## Source records:
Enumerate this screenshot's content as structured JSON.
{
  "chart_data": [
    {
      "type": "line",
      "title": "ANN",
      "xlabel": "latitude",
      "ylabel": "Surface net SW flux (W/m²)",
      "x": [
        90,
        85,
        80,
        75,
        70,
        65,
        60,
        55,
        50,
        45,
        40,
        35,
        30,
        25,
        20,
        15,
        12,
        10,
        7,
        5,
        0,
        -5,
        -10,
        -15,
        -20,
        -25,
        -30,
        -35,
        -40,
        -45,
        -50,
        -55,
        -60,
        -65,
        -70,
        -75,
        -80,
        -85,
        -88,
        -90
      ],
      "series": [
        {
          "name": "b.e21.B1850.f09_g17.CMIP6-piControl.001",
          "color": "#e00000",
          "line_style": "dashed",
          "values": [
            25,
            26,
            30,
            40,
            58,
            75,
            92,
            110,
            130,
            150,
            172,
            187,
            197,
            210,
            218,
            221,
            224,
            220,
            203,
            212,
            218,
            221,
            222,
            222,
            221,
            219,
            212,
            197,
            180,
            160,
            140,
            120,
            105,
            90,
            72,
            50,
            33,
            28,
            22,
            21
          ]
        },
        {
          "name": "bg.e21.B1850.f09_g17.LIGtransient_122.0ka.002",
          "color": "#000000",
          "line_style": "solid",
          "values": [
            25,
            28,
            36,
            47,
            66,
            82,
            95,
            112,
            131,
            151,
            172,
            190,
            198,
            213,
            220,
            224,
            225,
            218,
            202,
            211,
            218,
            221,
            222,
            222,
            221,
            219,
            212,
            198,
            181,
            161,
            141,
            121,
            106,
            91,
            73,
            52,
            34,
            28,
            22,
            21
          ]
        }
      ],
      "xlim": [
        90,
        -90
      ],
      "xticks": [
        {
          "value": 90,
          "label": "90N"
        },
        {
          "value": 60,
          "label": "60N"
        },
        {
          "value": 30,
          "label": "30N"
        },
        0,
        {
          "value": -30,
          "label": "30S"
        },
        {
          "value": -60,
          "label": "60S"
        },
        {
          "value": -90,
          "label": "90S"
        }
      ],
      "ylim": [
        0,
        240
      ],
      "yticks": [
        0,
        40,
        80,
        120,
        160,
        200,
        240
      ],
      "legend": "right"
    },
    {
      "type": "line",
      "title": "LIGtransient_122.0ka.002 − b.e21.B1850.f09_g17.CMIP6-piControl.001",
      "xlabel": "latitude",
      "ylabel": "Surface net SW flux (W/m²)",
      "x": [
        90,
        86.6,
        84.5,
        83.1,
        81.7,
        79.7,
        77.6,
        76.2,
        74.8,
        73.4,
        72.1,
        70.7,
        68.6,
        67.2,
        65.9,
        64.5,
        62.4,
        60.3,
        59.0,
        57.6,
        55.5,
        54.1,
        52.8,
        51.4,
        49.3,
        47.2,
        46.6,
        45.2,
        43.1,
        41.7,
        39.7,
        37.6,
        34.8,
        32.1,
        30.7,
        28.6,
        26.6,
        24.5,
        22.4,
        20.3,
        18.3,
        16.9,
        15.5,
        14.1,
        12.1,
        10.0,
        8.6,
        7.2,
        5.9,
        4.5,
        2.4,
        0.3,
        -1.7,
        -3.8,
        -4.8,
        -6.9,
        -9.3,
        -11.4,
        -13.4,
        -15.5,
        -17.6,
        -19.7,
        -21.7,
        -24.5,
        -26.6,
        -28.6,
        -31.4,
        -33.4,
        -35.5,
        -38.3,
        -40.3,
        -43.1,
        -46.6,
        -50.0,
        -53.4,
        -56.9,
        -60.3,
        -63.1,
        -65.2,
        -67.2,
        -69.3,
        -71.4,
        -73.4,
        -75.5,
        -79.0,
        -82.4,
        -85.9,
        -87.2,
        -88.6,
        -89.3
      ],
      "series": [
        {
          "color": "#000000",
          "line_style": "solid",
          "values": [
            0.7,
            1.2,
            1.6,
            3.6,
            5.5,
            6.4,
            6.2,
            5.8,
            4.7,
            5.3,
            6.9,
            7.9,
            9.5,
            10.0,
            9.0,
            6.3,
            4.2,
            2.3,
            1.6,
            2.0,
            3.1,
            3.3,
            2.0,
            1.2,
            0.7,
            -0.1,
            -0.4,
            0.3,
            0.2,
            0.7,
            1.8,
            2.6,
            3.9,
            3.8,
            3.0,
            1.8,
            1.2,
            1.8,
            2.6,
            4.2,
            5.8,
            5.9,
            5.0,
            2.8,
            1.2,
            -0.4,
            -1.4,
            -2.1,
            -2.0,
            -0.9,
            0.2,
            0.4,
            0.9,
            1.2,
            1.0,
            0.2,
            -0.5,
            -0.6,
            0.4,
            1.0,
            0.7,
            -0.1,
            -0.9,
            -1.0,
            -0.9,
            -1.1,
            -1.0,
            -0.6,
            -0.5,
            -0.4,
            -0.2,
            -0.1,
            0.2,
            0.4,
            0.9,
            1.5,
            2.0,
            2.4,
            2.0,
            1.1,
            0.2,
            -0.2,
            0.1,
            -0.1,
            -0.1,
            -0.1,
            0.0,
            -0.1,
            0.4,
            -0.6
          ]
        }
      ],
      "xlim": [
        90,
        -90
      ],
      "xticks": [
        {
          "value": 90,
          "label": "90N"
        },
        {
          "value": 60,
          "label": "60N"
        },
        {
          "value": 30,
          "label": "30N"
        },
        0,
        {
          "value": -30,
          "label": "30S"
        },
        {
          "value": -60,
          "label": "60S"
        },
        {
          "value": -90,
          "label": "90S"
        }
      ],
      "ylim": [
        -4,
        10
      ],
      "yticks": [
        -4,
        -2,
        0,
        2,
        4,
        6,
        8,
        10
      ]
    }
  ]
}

## Exercise description:
Repeat the material above in full, keeping every word.

## Answer to this problem:
Enumerate this screenshot's content as structured JSON.
{
  "chart_data": [
    {
      "type": "line",
      "title": "ANN",
      "xlabel": "latitude",
      "ylabel": "Surface net SW flux (W/m²)",
      "x": [
        90,
        85,
        80,
        75,
        70,
        65,
        60,
        55,
        50,
        45,
        40,
        35,
        30,
        25,
        20,
        15,
        12,
        10,
        7,
        5,
        0,
        -5,
        -10,
        -15,
        -20,
        -25,
        -30,
        -35,
        -40,
        -45,
        -50,
        -55,
        -60,
        -65,
        -70,
        -75,
        -80,
        -85,
        -88,
        -90
      ],
      "series": [
        {
          "name": "b.e21.B1850.f09_g17.CMIP6-piControl.001",
          "color": "#e00000",
          "line_style": "dashed",
          "values": [
            25,
            26,
            30,
            40,
            58,
            75,
            92,
            110,
            130,
            150,
            172,
            187,
            197,
            210,
            218,
            221,
            224,
            220,
            203,
            212,
            218,
            221,
            222,
            222,
            221,
            219,
            212,
            197,
            180,
            160,
            140,
            120,
            105,
            90,
            72,
            50,
            33,
            28,
            22,
            21
          ]
        },
        {
          "name": "bg.e21.B1850.f09_g17.LIGtransient_122.0ka.002",
          "color": "#000000",
          "line_style": "solid",
          "values": [
            25,
            28,
            36,
            47,
            66,
            82,
            95,
            112,
            131,
            151,
            172,
            190,
            198,
            213,
            220,
            224,
            225,
            218,
            202,
            211,
            218,
            221,
            222,
            222,
            221,
            219,
            212,
            198,
            181,
            161,
            141,
            121,
            106,
            91,
            73,
            52,
            34,
            28,
            22,
            21
          ]
        }
      ],
      "xlim": [
        90,
        -90
      ],
      "xticks": [
        {
          "value": 90,
          "label": "90N"
        },
        {
          "value": 60,
          "label": "60N"
        },
        {
          "value": 30,
          "label": "30N"
        },
        0,
        {
          "value": -30,
          "label": "30S"
        },
        {
          "value": -60,
          "label": "60S"
        },
        {
          "value": -90,
          "label": "90S"
        }
      ],
      "ylim": [
        0,
        240
      ],
      "yticks": [
        0,
        40,
        80,
        120,
        160,
        200,
        240
      ],
      "legend": "right"
    },
    {
      "type": "line",
      "title": "LIGtransient_122.0ka.002 − b.e21.B1850.f09_g17.CMIP6-piControl.001",
      "xlabel": "latitude",
      "ylabel": "Surface net SW flux (W/m²)",
      "x": [
        90,
        86.6,
        84.5,
        83.1,
        81.7,
        79.7,
        77.6,
        76.2,
        74.8,
        73.4,
        72.1,
        70.7,
        68.6,
        67.2,
        65.9,
        64.5,
        62.4,
        60.3,
        59.0,
        57.6,
        55.5,
        54.1,
        52.8,
        51.4,
        49.3,
        47.2,
        46.6,
        45.2,
        43.1,
        41.7,
        39.7,
        37.6,
        34.8,
        32.1,
        30.7,
        28.6,
        26.6,
        24.5,
        22.4,
        20.3,
        18.3,
        16.9,
        15.5,
        14.1,
        12.1,
        10.0,
        8.6,
        7.2,
        5.9,
        4.5,
        2.4,
        0.3,
        -1.7,
        -3.8,
        -4.8,
        -6.9,
        -9.3,
        -11.4,
        -13.4,
        -15.5,
        -17.6,
        -19.7,
        -21.7,
        -24.5,
        -26.6,
        -28.6,
        -31.4,
        -33.4,
        -35.5,
        -38.3,
        -40.3,
        -43.1,
        -46.6,
        -50.0,
        -53.4,
        -56.9,
        -60.3,
        -63.1,
        -65.2,
        -67.2,
        -69.3,
        -71.4,
        -73.4,
        -75.5,
        -79.0,
        -82.4,
        -85.9,
        -87.2,
        -88.6,
        -89.3
      ],
      "series": [
        {
          "color": "#000000",
          "line_style": "solid",
          "values": [
            0.7,
            1.2,
            1.6,
            3.6,
            5.5,
            6.4,
            6.2,
            5.8,
            4.7,
            5.3,
            6.9,
            7.9,
            9.5,
            10.0,
            9.0,
            6.3,
            4.2,
            2.3,
            1.6,
            2.0,
            3.1,
            3.3,
            2.0,
            1.2,
            0.7,
            -0.1,
            -0.4,
            0.3,
            0.2,
            0.7,
            1.8,
            2.6,
            3.9,
            3.8,
            3.0,
            1.8,
            1.2,
            1.8,
            2.6,
            4.2,
            5.8,
            5.9,
            5.0,
            2.8,
            1.2,
            -0.4,
            -1.4,
            -2.1,
            -2.0,
            -0.9,
            0.2,
            0.4,
            0.9,
            1.2,
            1.0,
            0.2,
            -0.5,
            -0.6,
            0.4,
            1.0,
            0.7,
            -0.1,
            -0.9,
            -1.0,
            -0.9,
            -1.1,
            -1.0,
            -0.6,
            -0.5,
            -0.4,
            -0.2,
            -0.1,
            0.2,
            0.4,
            0.9,
            1.5,
            2.0,
            2.4,
            2.0,
            1.1,
            0.2,
            -0.2,
            0.1,
            -0.1,
            -0.1,
            -0.1,
            0.0,
            -0.1,
            0.4,
            -0.6
          ]
        }
      ],
      "xlim": [
        90,
        -90
      ],
      "xticks": [
        {
          "value": 90,
          "label": "90N"
        },
        {
          "value": 60,
          "label": "60N"
        },
        {
          "value": 30,
          "label": "30N"
        },
        0,
        {
          "value": -30,
          "label": "30S"
        },
        {
          "value": -60,
          "label": "60S"
        },
        {
          "value": -90,
          "label": "90S"
        }
      ],
      "ylim": [
        -4,
        10
      ],
      "yticks": [
        -4,
        -2,
        0,
        2,
        4,
        6,
        8,
        10
      ]
    }
  ]
}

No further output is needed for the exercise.